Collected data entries

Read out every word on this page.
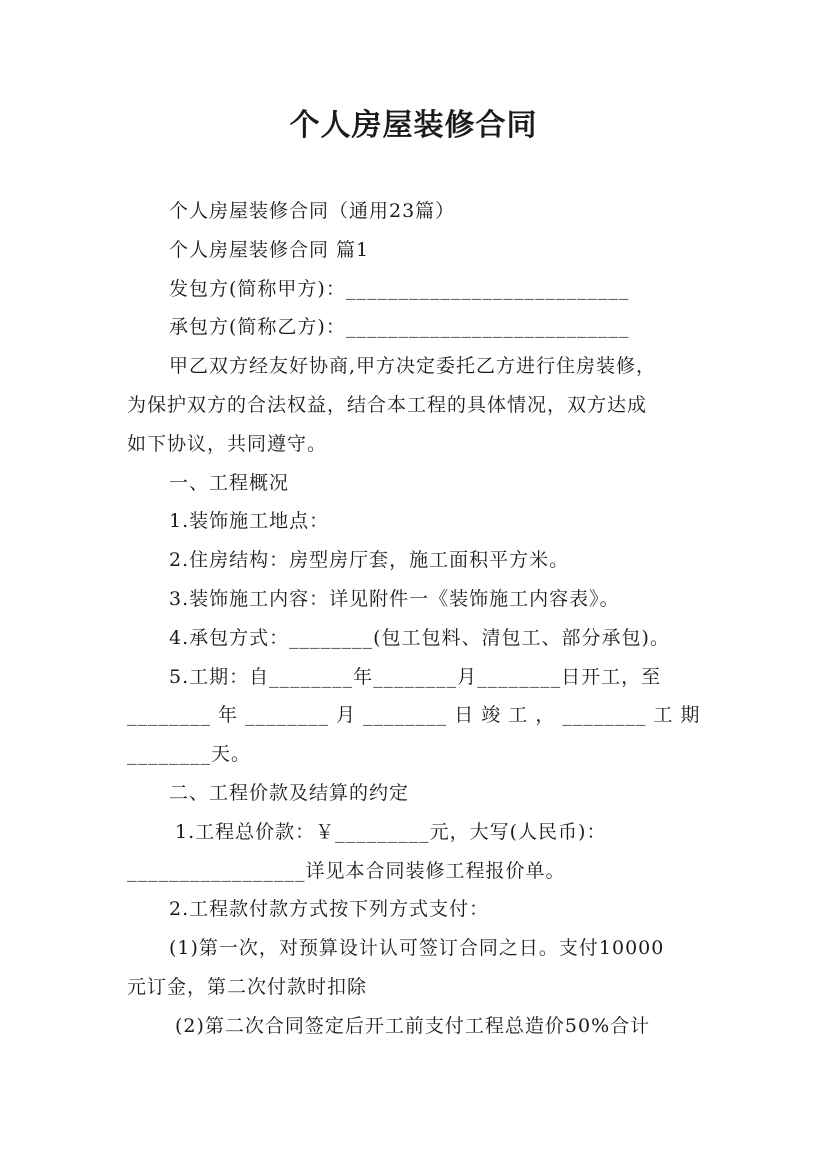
个人房屋装修合同

个人房屋装修合同（通用23篇）

个人房屋装修合同 篇1

发包方(简称甲方)：___________________________

承包方(简称乙方)：___________________________

甲乙双方经友好协商,甲方决定委托乙方进行住房装修，

为保护双方的合法权益，结合本工程的具体情况，双方达成

如下协议，共同遵守。

一、工程概况

1.装饰施工地点：

2.住房结构：房型房厅套，施工面积平方米。

3.装饰施工内容：详见附件一《装饰施工内容表》。

4.承包方式：________(包工包料、清包工、部分承包)。

5.工期：自________年________月________日开工，至

________ 年 ________ 月 ________ 日 竣 工 ， ________ 工 期

________天。

二、工程价款及结算的约定

1.工程总价款：￥_________元，大写(人民币)：

_________________详见本合同装修工程报价单。

2.工程款付款方式按下列方式支付：

(1)第一次，对预算设计认可签订合同之日。支付10000

元订金，第二次付款时扣除

(2)第二次合同签定后开工前支付工程总造价50%合计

WRITTEN PROBLEM:
Copy every line from the records above that contains the word "个人房屋装修合同".

RIGHT ANSWER:
个人房屋装修合同
个人房屋装修合同（通用23篇）
个人房屋装修合同 篇1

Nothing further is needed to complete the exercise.